*WHAT THE TASK REQUIRES:* Using the records below, locate all lines containing "Thorstein" and return them.

*TASK MATERIAL:*
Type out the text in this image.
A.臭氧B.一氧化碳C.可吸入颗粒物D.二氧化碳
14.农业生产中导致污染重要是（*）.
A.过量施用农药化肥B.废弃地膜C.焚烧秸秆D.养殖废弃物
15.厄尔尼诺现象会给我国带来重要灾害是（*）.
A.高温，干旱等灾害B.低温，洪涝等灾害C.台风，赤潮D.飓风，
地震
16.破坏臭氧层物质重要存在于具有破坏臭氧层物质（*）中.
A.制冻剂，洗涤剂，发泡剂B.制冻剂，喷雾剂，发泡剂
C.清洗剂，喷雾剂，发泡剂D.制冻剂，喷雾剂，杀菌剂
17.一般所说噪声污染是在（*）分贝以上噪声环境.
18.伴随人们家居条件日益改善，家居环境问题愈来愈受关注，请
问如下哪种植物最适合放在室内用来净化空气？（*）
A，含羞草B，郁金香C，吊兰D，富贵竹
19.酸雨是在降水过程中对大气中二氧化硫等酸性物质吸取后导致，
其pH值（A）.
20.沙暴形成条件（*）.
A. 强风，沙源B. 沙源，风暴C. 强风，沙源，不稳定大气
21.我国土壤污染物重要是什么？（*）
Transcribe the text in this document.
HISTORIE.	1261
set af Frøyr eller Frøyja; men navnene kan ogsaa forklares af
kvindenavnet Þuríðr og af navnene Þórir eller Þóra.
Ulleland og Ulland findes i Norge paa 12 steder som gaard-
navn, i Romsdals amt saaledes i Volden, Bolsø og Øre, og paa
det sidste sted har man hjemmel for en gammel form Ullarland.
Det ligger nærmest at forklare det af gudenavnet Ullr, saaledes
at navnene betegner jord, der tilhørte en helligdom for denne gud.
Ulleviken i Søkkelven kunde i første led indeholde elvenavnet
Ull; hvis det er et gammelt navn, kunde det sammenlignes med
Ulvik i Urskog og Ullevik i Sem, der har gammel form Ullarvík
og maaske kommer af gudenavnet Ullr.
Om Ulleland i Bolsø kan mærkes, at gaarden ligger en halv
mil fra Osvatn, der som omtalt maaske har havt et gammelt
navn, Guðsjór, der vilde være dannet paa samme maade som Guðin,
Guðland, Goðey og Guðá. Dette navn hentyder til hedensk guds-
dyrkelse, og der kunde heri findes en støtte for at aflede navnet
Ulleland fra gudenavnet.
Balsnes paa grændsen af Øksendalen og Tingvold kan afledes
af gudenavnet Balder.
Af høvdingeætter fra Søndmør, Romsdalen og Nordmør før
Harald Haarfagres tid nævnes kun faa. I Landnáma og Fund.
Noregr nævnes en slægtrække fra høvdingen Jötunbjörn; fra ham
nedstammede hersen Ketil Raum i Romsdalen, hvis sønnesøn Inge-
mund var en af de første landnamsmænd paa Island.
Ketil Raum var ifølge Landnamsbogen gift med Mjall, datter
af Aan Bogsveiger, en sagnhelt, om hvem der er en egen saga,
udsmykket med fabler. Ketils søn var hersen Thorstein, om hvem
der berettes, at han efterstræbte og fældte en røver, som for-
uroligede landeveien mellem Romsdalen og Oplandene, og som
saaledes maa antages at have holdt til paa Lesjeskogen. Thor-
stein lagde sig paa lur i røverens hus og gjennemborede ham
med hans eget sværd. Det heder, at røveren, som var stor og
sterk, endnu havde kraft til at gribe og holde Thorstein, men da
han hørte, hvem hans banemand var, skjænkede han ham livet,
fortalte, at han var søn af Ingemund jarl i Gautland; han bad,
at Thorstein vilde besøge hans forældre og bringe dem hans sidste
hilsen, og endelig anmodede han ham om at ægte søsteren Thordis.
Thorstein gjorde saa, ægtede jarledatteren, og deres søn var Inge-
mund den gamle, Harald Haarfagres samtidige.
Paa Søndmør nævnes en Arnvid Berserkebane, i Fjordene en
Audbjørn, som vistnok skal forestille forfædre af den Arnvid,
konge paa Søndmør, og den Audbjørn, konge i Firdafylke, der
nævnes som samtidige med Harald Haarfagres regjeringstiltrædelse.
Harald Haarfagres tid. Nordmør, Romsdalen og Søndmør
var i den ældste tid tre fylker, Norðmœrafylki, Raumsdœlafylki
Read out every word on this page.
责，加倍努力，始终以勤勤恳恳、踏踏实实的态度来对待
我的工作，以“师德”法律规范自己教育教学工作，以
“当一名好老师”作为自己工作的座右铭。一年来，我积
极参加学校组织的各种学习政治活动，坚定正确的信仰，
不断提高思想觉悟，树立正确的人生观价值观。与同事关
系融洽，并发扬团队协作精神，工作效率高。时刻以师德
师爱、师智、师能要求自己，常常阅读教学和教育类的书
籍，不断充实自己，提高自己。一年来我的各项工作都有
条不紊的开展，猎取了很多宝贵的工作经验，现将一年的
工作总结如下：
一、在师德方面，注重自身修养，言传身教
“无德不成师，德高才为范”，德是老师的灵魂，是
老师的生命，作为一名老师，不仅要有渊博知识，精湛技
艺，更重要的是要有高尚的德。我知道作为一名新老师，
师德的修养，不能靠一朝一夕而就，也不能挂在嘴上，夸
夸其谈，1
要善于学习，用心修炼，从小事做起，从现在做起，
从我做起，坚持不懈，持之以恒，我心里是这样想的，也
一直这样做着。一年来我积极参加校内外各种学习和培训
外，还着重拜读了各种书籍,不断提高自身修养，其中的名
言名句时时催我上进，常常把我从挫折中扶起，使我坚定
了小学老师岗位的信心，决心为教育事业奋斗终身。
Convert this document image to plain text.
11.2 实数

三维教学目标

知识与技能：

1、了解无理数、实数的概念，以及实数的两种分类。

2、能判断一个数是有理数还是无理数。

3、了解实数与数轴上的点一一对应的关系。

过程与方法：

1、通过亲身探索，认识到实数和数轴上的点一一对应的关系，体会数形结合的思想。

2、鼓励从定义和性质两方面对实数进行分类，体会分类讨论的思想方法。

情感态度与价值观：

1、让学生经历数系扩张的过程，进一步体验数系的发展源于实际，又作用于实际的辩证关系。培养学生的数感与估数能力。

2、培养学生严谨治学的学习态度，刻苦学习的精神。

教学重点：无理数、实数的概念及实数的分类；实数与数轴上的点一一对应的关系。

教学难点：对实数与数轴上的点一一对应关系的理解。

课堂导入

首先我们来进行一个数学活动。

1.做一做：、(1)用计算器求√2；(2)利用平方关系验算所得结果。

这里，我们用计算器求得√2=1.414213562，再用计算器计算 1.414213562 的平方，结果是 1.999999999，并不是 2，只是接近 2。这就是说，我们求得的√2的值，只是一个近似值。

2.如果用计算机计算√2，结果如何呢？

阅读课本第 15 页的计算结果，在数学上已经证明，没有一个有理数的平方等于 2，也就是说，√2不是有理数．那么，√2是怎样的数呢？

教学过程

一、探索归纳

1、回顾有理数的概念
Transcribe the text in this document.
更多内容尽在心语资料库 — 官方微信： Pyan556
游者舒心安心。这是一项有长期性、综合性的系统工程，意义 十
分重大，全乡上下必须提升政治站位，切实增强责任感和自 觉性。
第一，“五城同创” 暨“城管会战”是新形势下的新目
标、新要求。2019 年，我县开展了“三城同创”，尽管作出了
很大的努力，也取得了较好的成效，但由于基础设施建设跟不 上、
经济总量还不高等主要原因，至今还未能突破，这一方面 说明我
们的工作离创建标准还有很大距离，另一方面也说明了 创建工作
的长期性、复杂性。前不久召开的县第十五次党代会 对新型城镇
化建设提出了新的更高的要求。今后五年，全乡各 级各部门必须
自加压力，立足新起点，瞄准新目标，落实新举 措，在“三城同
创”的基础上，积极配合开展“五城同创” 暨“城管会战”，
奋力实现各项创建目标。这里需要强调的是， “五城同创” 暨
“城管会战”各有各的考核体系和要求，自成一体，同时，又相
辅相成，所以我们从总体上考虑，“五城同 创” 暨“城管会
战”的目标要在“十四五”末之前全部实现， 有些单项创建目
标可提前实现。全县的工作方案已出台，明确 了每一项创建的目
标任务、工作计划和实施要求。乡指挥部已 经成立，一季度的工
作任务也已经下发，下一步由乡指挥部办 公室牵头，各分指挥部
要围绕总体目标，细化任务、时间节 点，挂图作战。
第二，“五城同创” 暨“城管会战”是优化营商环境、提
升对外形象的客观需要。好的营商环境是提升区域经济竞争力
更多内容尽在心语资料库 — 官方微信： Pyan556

*FULL RESPONSE:*
udsmykket med fabler. Ketils søn var hersen Thorstein, om hvem
sterk, endnu havde kraft til at gribe og holde Thorstein, men da
at Thorstein vilde besøge hans forældre og bringe dem hans sidste
Thorstein gjorde saa, ægtede jarledatteren, og deres søn var Inge-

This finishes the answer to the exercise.